The records below should be written out again, exactly.

#### Record excerpts

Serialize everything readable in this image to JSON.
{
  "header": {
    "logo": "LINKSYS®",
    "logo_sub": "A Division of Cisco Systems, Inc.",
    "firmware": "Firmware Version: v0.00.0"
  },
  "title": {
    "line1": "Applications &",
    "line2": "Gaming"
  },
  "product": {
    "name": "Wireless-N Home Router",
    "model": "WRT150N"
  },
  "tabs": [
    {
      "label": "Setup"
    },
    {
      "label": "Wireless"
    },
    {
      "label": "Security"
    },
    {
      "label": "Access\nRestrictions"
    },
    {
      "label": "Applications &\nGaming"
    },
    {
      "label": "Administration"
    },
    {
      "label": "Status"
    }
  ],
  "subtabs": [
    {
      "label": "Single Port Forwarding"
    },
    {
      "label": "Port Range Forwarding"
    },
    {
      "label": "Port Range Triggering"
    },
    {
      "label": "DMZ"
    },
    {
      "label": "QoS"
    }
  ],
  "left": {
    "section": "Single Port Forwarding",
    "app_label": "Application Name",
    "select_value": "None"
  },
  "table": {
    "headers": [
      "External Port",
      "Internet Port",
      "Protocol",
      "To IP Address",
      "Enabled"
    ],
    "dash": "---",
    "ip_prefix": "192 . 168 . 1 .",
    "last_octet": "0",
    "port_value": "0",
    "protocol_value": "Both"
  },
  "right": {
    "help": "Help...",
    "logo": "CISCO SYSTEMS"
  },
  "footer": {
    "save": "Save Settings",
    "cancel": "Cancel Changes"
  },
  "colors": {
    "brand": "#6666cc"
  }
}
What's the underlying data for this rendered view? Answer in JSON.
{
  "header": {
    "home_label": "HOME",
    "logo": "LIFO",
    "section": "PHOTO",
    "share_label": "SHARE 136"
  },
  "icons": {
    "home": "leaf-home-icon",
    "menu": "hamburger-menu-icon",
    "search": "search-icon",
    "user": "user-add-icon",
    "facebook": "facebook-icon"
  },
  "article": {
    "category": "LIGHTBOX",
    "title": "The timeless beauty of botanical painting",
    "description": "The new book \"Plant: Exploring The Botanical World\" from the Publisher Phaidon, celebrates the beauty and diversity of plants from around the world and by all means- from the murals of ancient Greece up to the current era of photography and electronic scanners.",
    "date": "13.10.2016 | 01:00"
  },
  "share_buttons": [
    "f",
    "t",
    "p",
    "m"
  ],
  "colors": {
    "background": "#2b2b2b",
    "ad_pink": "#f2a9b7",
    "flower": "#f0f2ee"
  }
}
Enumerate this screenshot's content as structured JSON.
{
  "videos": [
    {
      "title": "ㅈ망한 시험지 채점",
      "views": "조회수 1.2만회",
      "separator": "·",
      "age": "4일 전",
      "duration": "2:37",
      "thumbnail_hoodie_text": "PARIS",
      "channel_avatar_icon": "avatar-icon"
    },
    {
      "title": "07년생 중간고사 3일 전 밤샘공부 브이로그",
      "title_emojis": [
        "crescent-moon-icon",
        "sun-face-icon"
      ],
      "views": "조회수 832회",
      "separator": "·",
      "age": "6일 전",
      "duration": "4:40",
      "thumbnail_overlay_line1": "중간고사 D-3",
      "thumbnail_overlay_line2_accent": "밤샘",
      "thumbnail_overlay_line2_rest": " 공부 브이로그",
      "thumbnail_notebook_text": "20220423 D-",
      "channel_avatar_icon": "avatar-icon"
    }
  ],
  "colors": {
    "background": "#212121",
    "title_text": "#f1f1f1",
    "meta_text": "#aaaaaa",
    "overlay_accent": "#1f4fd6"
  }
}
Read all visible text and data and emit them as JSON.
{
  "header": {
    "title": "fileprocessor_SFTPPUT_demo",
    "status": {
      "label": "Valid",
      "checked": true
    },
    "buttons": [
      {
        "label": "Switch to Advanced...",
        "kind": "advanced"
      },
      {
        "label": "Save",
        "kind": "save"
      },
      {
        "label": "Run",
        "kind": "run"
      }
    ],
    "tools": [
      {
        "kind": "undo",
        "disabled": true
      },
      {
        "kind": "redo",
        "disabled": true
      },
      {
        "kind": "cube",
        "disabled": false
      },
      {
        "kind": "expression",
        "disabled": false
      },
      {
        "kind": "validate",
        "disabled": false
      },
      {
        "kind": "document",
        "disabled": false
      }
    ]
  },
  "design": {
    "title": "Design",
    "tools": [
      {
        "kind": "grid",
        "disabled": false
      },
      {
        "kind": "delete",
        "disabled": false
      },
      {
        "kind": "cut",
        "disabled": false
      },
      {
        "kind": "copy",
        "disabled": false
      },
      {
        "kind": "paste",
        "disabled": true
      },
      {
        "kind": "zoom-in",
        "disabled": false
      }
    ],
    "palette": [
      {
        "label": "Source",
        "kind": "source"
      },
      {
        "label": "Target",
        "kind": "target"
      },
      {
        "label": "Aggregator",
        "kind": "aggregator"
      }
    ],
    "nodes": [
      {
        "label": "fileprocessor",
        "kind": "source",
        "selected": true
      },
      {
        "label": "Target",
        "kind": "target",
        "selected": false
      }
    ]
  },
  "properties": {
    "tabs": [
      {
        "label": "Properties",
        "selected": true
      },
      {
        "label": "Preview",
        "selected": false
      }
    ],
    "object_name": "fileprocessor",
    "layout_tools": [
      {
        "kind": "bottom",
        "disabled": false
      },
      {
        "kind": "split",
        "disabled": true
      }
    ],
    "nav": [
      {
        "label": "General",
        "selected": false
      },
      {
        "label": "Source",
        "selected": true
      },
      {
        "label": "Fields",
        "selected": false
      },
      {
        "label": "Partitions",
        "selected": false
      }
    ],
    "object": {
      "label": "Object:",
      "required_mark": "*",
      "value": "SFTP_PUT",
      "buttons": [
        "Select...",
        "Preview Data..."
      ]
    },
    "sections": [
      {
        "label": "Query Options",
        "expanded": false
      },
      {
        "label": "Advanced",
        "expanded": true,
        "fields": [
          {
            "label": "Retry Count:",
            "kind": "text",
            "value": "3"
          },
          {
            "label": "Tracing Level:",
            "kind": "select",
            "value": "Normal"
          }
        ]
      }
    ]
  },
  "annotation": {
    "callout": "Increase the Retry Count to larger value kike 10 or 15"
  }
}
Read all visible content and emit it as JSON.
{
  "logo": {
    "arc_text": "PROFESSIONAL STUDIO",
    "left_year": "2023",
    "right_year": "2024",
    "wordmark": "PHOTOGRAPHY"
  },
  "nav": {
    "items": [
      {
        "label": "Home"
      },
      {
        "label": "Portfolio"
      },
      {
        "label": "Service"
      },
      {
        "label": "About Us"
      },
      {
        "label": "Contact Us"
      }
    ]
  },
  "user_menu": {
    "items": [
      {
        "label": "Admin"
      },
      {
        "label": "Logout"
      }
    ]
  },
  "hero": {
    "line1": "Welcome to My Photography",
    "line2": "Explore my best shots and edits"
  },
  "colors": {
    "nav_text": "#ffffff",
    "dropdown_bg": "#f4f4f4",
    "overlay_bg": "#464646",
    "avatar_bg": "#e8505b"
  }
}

########

* **Exercise solution**
Serialize everything readable in this image to JSON.
{
  "header": {
    "logo": "LINKSYS®",
    "logo_sub": "A Division of Cisco Systems, Inc.",
    "firmware": "Firmware Version: v0.00.0"
  },
  "title": {
    "line1": "Applications &",
    "line2": "Gaming"
  },
  "product": {
    "name": "Wireless-N Home Router",
    "model": "WRT150N"
  },
  "tabs": [
    {
      "label": "Setup"
    },
    {
      "label": "Wireless"
    },
    {
      "label": "Security"
    },
    {
      "label": "Access\nRestrictions"
    },
    {
      "label": "Applications &\nGaming"
    },
    {
      "label": "Administration"
    },
    {
      "label": "Status"
    }
  ],
  "subtabs": [
    {
      "label": "Single Port Forwarding"
    },
    {
      "label": "Port Range Forwarding"
    },
    {
      "label": "Port Range Triggering"
    },
    {
      "label": "DMZ"
    },
    {
      "label": "QoS"
    }
  ],
  "left": {
    "section": "Single Port Forwarding",
    "app_label": "Application Name",
    "select_value": "None"
  },
  "table": {
    "headers": [
      "External Port",
      "Internet Port",
      "Protocol",
      "To IP Address",
      "Enabled"
    ],
    "dash": "---",
    "ip_prefix": "192 . 168 . 1 .",
    "last_octet": "0",
    "port_value": "0",
    "protocol_value": "Both"
  },
  "right": {
    "help": "Help...",
    "logo": "CISCO SYSTEMS"
  },
  "footer": {
    "save": "Save Settings",
    "cancel": "Cancel Changes"
  },
  "colors": {
    "brand": "#6666cc"
  }
}
What's the underlying data for this rendered view? Answer in JSON.
{
  "header": {
    "home_label": "HOME",
    "logo": "LIFO",
    "section": "PHOTO",
    "share_label": "SHARE 136"
  },
  "icons": {
    "home": "leaf-home-icon",
    "menu": "hamburger-menu-icon",
    "search": "search-icon",
    "user": "user-add-icon",
    "facebook": "facebook-icon"
  },
  "article": {
    "category": "LIGHTBOX",
    "title": "The timeless beauty of botanical painting",
    "description": "The new book \"Plant: Exploring The Botanical World\" from the Publisher Phaidon, celebrates the beauty and diversity of plants from around the world and by all means- from the murals of ancient Greece up to the current era of photography and electronic scanners.",
    "date": "13.10.2016 | 01:00"
  },
  "share_buttons": [
    "f",
    "t",
    "p",
    "m"
  ],
  "colors": {
    "background": "#2b2b2b",
    "ad_pink": "#f2a9b7",
    "flower": "#f0f2ee"
  }
}
Enumerate this screenshot's content as structured JSON.
{
  "videos": [
    {
      "title": "ㅈ망한 시험지 채점",
      "views": "조회수 1.2만회",
      "separator": "·",
      "age": "4일 전",
      "duration": "2:37",
      "thumbnail_hoodie_text": "PARIS",
      "channel_avatar_icon": "avatar-icon"
    },
    {
      "title": "07년생 중간고사 3일 전 밤샘공부 브이로그",
      "title_emojis": [
        "crescent-moon-icon",
        "sun-face-icon"
      ],
      "views": "조회수 832회",
      "separator": "·",
      "age": "6일 전",
      "duration": "4:40",
      "thumbnail_overlay_line1": "중간고사 D-3",
      "thumbnail_overlay_line2_accent": "밤샘",
      "thumbnail_overlay_line2_rest": " 공부 브이로그",
      "thumbnail_notebook_text": "20220423 D-",
      "channel_avatar_icon": "avatar-icon"
    }
  ],
  "colors": {
    "background": "#212121",
    "title_text": "#f1f1f1",
    "meta_text": "#aaaaaa",
    "overlay_accent": "#1f4fd6"
  }
}
Read all visible text and data and emit them as JSON.
{
  "header": {
    "title": "fileprocessor_SFTPPUT_demo",
    "status": {
      "label": "Valid",
      "checked": true
    },
    "buttons": [
      {
        "label": "Switch to Advanced...",
        "kind": "advanced"
      },
      {
        "label": "Save",
        "kind": "save"
      },
      {
        "label": "Run",
        "kind": "run"
      }
    ],
    "tools": [
      {
        "kind": "undo",
        "disabled": true
      },
      {
        "kind": "redo",
        "disabled": true
      },
      {
        "kind": "cube",
        "disabled": false
      },
      {
        "kind": "expression",
        "disabled": false
      },
      {
        "kind": "validate",
        "disabled": false
      },
      {
        "kind": "document",
        "disabled": false
      }
    ]
  },
  "design": {
    "title": "Design",
    "tools": [
      {
        "kind": "grid",
        "disabled": false
      },
      {
        "kind": "delete",
        "disabled": false
      },
      {
        "kind": "cut",
        "disabled": false
      },
      {
        "kind": "copy",
        "disabled": false
      },
      {
        "kind": "paste",
        "disabled": true
      },
      {
        "kind": "zoom-in",
        "disabled": false
      }
    ],
    "palette": [
      {
        "label": "Source",
        "kind": "source"
      },
      {
        "label": "Target",
        "kind": "target"
      },
      {
        "label": "Aggregator",
        "kind": "aggregator"
      }
    ],
    "nodes": [
      {
        "label": "fileprocessor",
        "kind": "source",
        "selected": true
      },
      {
        "label": "Target",
        "kind": "target",
        "selected": false
      }
    ]
  },
  "properties": {
    "tabs": [
      {
        "label": "Properties",
        "selected": true
      },
      {
        "label": "Preview",
        "selected": false
      }
    ],
    "object_name": "fileprocessor",
    "layout_tools": [
      {
        "kind": "bottom",
        "disabled": false
      },
      {
        "kind": "split",
        "disabled": true
      }
    ],
    "nav": [
      {
        "label": "General",
        "selected": false
      },
      {
        "label": "Source",
        "selected": true
      },
      {
        "label": "Fields",
        "selected": false
      },
      {
        "label": "Partitions",
        "selected": false
      }
    ],
    "object": {
      "label": "Object:",
      "required_mark": "*",
      "value": "SFTP_PUT",
      "buttons": [
        "Select...",
        "Preview Data..."
      ]
    },
    "sections": [
      {
        "label": "Query Options",
        "expanded": false
      },
      {
        "label": "Advanced",
        "expanded": true,
        "fields": [
          {
            "label": "Retry Count:",
            "kind": "text",
            "value": "3"
          },
          {
            "label": "Tracing Level:",
            "kind": "select",
            "value": "Normal"
          }
        ]
      }
    ]
  },
  "annotation": {
    "callout": "Increase the Retry Count to larger value kike 10 or 15"
  }
}
Read all visible content and emit it as JSON.
{
  "logo": {
    "arc_text": "PROFESSIONAL STUDIO",
    "left_year": "2023",
    "right_year": "2024",
    "wordmark": "PHOTOGRAPHY"
  },
  "nav": {
    "items": [
      {
        "label": "Home"
      },
      {
        "label": "Portfolio"
      },
      {
        "label": "Service"
      },
      {
        "label": "About Us"
      },
      {
        "label": "Contact Us"
      }
    ]
  },
  "user_menu": {
    "items": [
      {
        "label": "Admin"
      },
      {
        "label": "Logout"
      }
    ]
  },
  "hero": {
    "line1": "Welcome to My Photography",
    "line2": "Explore my best shots and edits"
  },
  "colors": {
    "nav_text": "#ffffff",
    "dropdown_bg": "#f4f4f4",
    "overlay_bg": "#464646",
    "avatar_bg": "#e8505b"
  }
}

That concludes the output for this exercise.